• _WHAT IS ASKED_: Write out exactly the lines from the one containing "Extract all readable text from this page." through the last line of the records below, both included, and leave out any pictures.

• _INFORMATION GIVEN_:
□ □ □ □ □

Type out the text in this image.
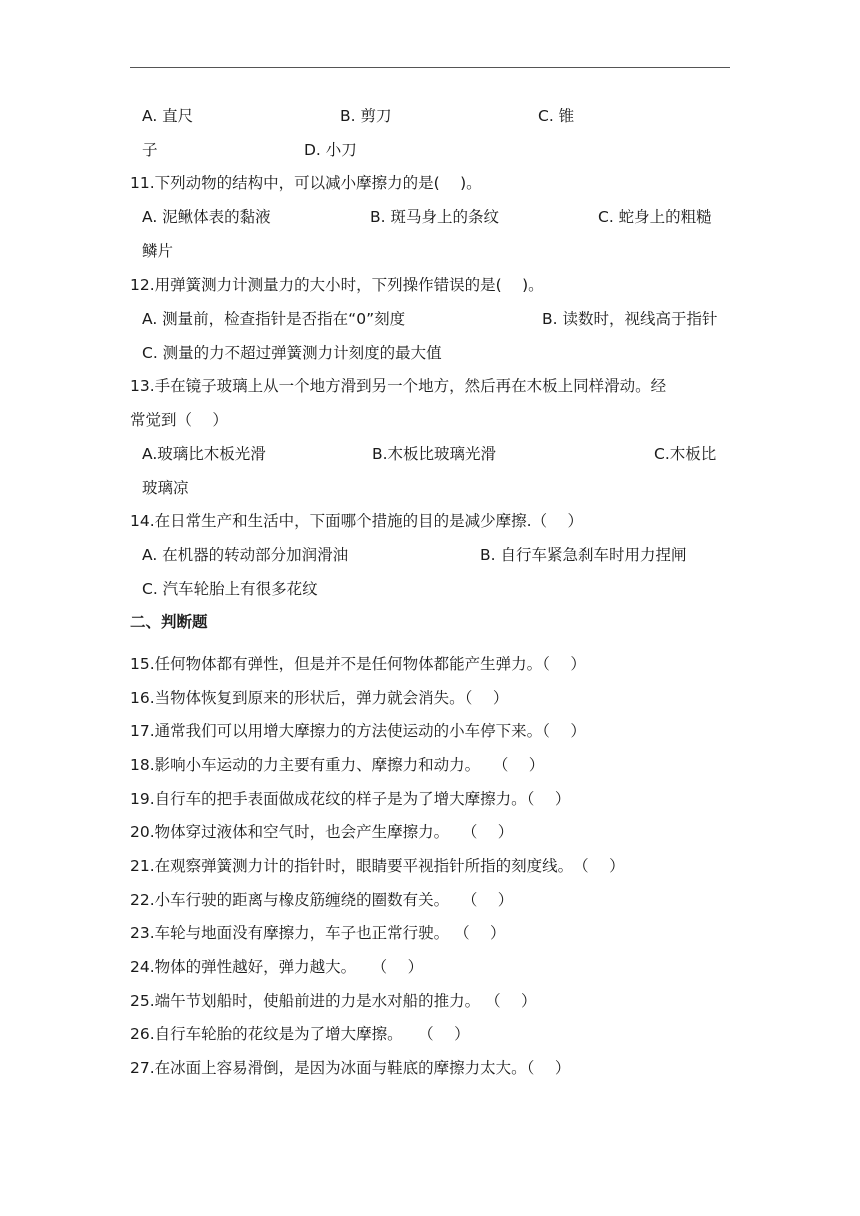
A. 直尺	B. 剪刀	C. 锥
子	D. 小刀
11.下列动物的结构中，可以减小摩擦力的是(　 )。
A. 泥鳅体表的黏液	B. 斑马身上的条纹	C. 蛇身上的粗糙
鳞片
12.用弹簧测力计测量力的大小时，下列操作错误的是(　 )。
A. 测量前，检查指针是否指在“0”刻度	B. 读数时，视线高于指针
C. 测量的力不超过弹簧测力计刻度的最大值
13.手在镜子玻璃上从一个地方滑到另一个地方，然后再在木板上同样滑动。经
常觉到（　 ）
A.玻璃比木板光滑	B.木板比玻璃光滑	C.木板比
玻璃凉
14.在日常生产和生活中，下面哪个措施的目的是减少摩擦.（　 ）
A. 在机器的转动部分加润滑油	B. 自行车紧急刹车时用力捏闸
C. 汽车轮胎上有很多花纹
二、判断题
15.任何物体都有弹性，但是并不是任何物体都能产生弹力。（　 ）
16.当物体恢复到原来的形状后，弹力就会消失。（　 ）
17.通常我们可以用增大摩擦力的方法使运动的小车停下来。（　 ）
18.影响小车运动的力主要有重力、摩擦力和动力。　 （　 ）
19.自行车的把手表面做成花纹的样子是为了增大摩擦力。（　 ）
20.物体穿过液体和空气时，也会产生摩擦力。　 （　 ）
21.在观察弹簧测力计的指针时，眼睛要平视指针所指的刻度线。　（　 ）
22.小车行驶的距离与橡皮筋缠绕的圈数有关。　 （　 ）
23.车轮与地面没有摩擦力，车子也正常行驶。 （　 ）
24.物体的弹性越好，弹力越大。　　（　 ）
25.端午节划船时，使船前进的力是水对船的推力。 （　 ）
26.自行车轮胎的花纹是为了增大摩擦。　　（　 ）
27.在冰面上容易滑倒，是因为冰面与鞋底的摩擦力太大。（　 ）
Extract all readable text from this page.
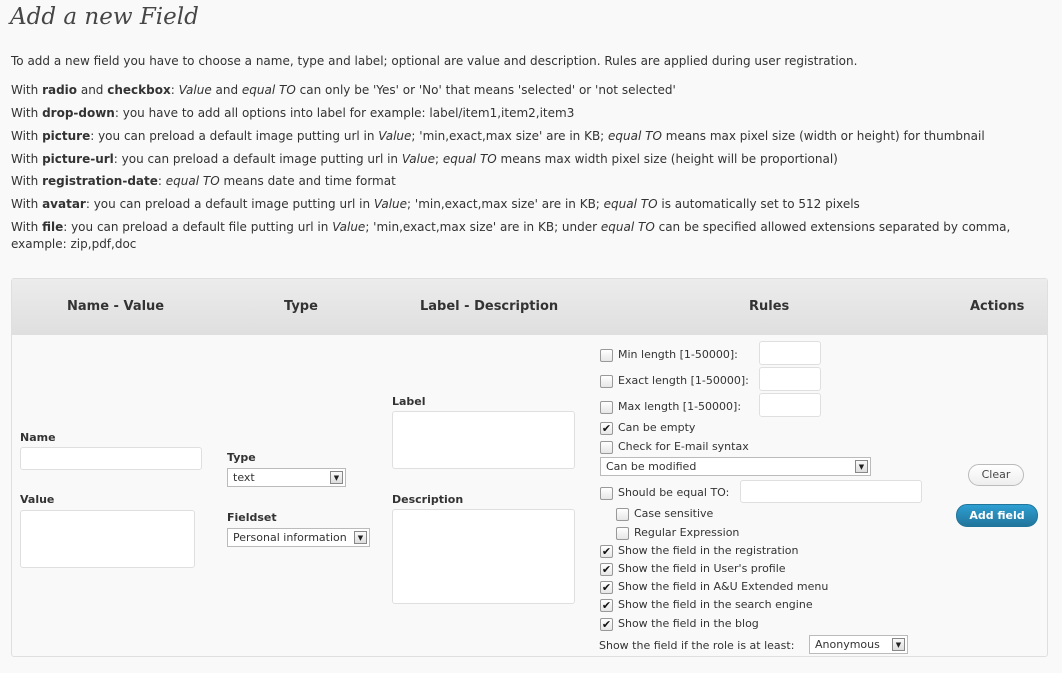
Add a new Field
To add a new field you have to choose a name, type and label; optional are value and description. Rules are applied during user registration.
With radio and checkbox: Value and equal TO can only be 'Yes' or 'No' that means 'selected' or 'not selected'
With drop-down: you have to add all options into label for example: label/item1,item2,item3
With picture: you can preload a default image putting url in Value; 'min,exact,max size' are in KB; equal TO means max pixel size (width or height) for thumbnail
With picture-url: you can preload a default image putting url in Value; equal TO means max width pixel size (height will be proportional)
With registration-date: equal TO means date and time format
With avatar: you can preload a default image putting url in Value; 'min,exact,max size' are in KB; equal TO is automatically set to 512 pixels
With file: you can preload a default file putting url in Value; 'min,exact,max size' are in KB; under equal TO can be specified allowed extensions separated by comma, example: zip,pdf,doc
Name - Value	Type	Label - Description	Rules	Actions
Name
Value
Type
text	▼
Fieldset
Personal information	▼
Label
Description
Min length [1-50000]:
Exact length [1-50000]:
Max length [1-50000]:
✔ Can be empty
Check for E-mail syntax
Can be modified	▼
Should be equal TO:
Case sensitive
Regular Expression
✔ Show the field in the registration
✔ Show the field in User's profile
✔ Show the field in A&U Extended menu
✔ Show the field in the search engine
✔ Show the field in the blog
Show the field if the role is at least:	Anonymous	▼
Clear
Add field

□ □ □ □ □

• _TASK ANSWER_:
Extract all readable text from this page.
Add a new Field
To add a new field you have to choose a name, type and label; optional are value and description. Rules are applied during user registration.
With radio and checkbox: Value and equal TO can only be 'Yes' or 'No' that means 'selected' or 'not selected'
With drop-down: you have to add all options into label for example: label/item1,item2,item3
With picture: you can preload a default image putting url in Value; 'min,exact,max size' are in KB; equal TO means max pixel size (width or height) for thumbnail
With picture-url: you can preload a default image putting url in Value; equal TO means max width pixel size (height will be proportional)
With registration-date: equal TO means date and time format
With avatar: you can preload a default image putting url in Value; 'min,exact,max size' are in KB; equal TO is automatically set to 512 pixels
With file: you can preload a default file putting url in Value; 'min,exact,max size' are in KB; under equal TO can be specified allowed extensions separated by comma, example: zip,pdf,doc
Name - Value	Type	Label - Description	Rules	Actions
Name
Value
Type
text	▼
Fieldset
Personal information	▼
Label
Description
Min length [1-50000]:
Exact length [1-50000]:
Max length [1-50000]:
✔ Can be empty
Check for E-mail syntax
Can be modified	▼
Should be equal TO:
Case sensitive
Regular Expression
✔ Show the field in the registration
✔ Show the field in User's profile
✔ Show the field in A&U Extended menu
✔ Show the field in the search engine
✔ Show the field in the blog
Show the field if the role is at least:	Anonymous	▼
Clear
Add field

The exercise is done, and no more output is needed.